** begin RECORDS PROVIDED **
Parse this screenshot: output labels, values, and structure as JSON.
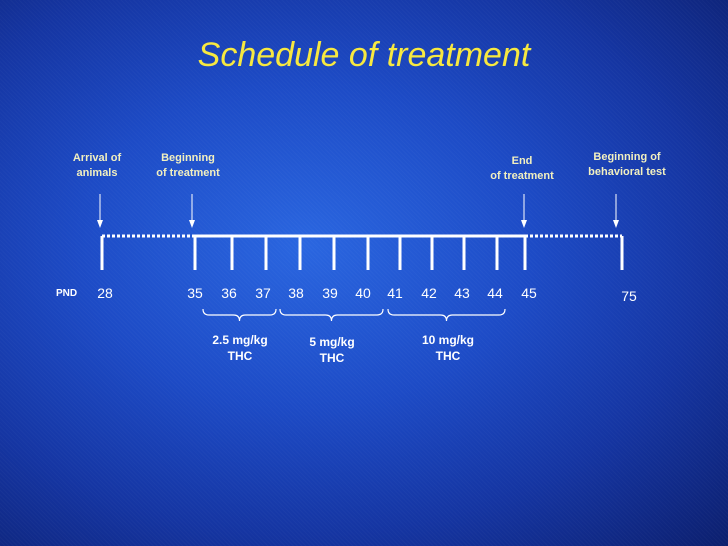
{
  "title": "Schedule of treatment",
  "pnd_label": "PND",
  "events": [
    {
      "label": "Arrival of\nanimals",
      "day": 28
    },
    {
      "label": "Beginning\nof treatment",
      "day": 35
    },
    {
      "label": "End\nof treatment",
      "day": 45
    },
    {
      "label": "Beginning of\nbehavioral test",
      "day": 75
    }
  ],
  "days": [
    28,
    35,
    36,
    37,
    38,
    39,
    40,
    41,
    42,
    43,
    44,
    45,
    75
  ],
  "doses": [
    {
      "label": "2.5 mg/kg\nTHC",
      "days": [
        35,
        37
      ]
    },
    {
      "label": "5 mg/kg\nTHC",
      "days": [
        38,
        40
      ]
    },
    {
      "label": "10 mg/kg\nTHC",
      "days": [
        41,
        44
      ]
    }
  ],
  "colors": {
    "title": "#f7e840",
    "event_label": "#f2f0c0",
    "text": "#ffffff",
    "line": "#ffffff"
  }
}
** end RECORDS PROVIDED **
TASK TO CARRY OUT ▸
Output the records above exactly as they are, leaving out the pictures.

COMPLETED TASK ▸
Parse this screenshot: output labels, values, and structure as JSON.
{
  "title": "Schedule of treatment",
  "pnd_label": "PND",
  "events": [
    {
      "label": "Arrival of\nanimals",
      "day": 28
    },
    {
      "label": "Beginning\nof treatment",
      "day": 35
    },
    {
      "label": "End\nof treatment",
      "day": 45
    },
    {
      "label": "Beginning of\nbehavioral test",
      "day": 75
    }
  ],
  "days": [
    28,
    35,
    36,
    37,
    38,
    39,
    40,
    41,
    42,
    43,
    44,
    45,
    75
  ],
  "doses": [
    {
      "label": "2.5 mg/kg\nTHC",
      "days": [
        35,
        37
      ]
    },
    {
      "label": "5 mg/kg\nTHC",
      "days": [
        38,
        40
      ]
    },
    {
      "label": "10 mg/kg\nTHC",
      "days": [
        41,
        44
      ]
    }
  ],
  "colors": {
    "title": "#f7e840",
    "event_label": "#f2f0c0",
    "text": "#ffffff",
    "line": "#ffffff"
  }
}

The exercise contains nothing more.